◆ TASK TO CARRY OUT
All the data must come back unchanged, except that pictures are left out.

◆ DATA ROWS
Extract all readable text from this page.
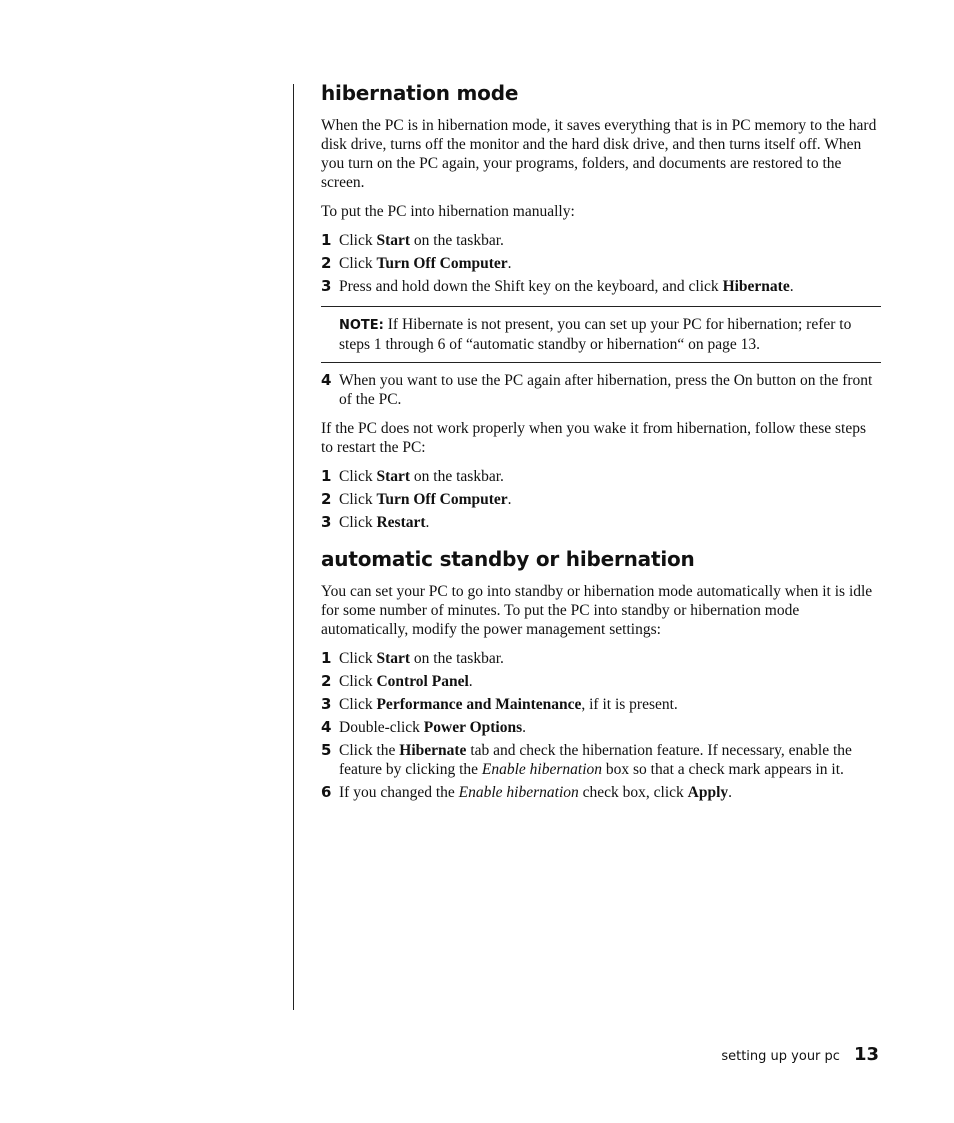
hibernation mode

When the PC is in hibernation mode, it saves everything that is in PC memory to the hard disk drive, turns off the monitor and the hard disk drive, and then turns itself off. When you turn on the PC again, your programs, folders, and documents are restored to the screen.

To put the PC into hibernation manually:

1 Click Start on the taskbar.
2 Click Turn Off Computer.
3 Press and hold down the Shift key on the keyboard, and click Hibernate.
NOTE: If Hibernate is not present, you can set up your PC for hibernation; refer to steps 1 through 6 of “automatic standby or hibernation“ on page 13.
4 When you want to use the PC again after hibernation, press the On button on the front of the PC.

If the PC does not work properly when you wake it from hibernation, follow these steps to restart the PC:

1 Click Start on the taskbar.
2 Click Turn Off Computer.
3 Click Restart.
automatic standby or hibernation

You can set your PC to go into standby or hibernation mode automatically when it is idle for some number of minutes. To put the PC into standby or hibernation mode automatically, modify the power management settings:

1 Click Start on the taskbar.
2 Click Control Panel.
3 Click Performance and Maintenance, if it is present.
4 Double-click Power Options.
5 Click the Hibernate tab and check the hibernation feature. If necessary, enable the feature by clicking the Enable hibernation box so that a check mark appears in it.
6 If you changed the Enable hibernation check box, click Apply.
setting up your pc 13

◆ WRITTEN RESPONSE
Extract all readable text from this page.
hibernation mode

When the PC is in hibernation mode, it saves everything that is in PC memory to the hard disk drive, turns off the monitor and the hard disk drive, and then turns itself off. When you turn on the PC again, your programs, folders, and documents are restored to the screen.

To put the PC into hibernation manually:

1 Click Start on the taskbar.
2 Click Turn Off Computer.
3 Press and hold down the Shift key on the keyboard, and click Hibernate.
NOTE: If Hibernate is not present, you can set up your PC for hibernation; refer to steps 1 through 6 of “automatic standby or hibernation“ on page 13.
4 When you want to use the PC again after hibernation, press the On button on the front of the PC.

If the PC does not work properly when you wake it from hibernation, follow these steps to restart the PC:

1 Click Start on the taskbar.
2 Click Turn Off Computer.
3 Click Restart.
automatic standby or hibernation

You can set your PC to go into standby or hibernation mode automatically when it is idle for some number of minutes. To put the PC into standby or hibernation mode automatically, modify the power management settings:

1 Click Start on the taskbar.
2 Click Control Panel.
3 Click Performance and Maintenance, if it is present.
4 Double-click Power Options.
5 Click the Hibernate tab and check the hibernation feature. If necessary, enable the feature by clicking the Enable hibernation box so that a check mark appears in it.
6 If you changed the Enable hibernation check box, click Apply.
setting up your pc 13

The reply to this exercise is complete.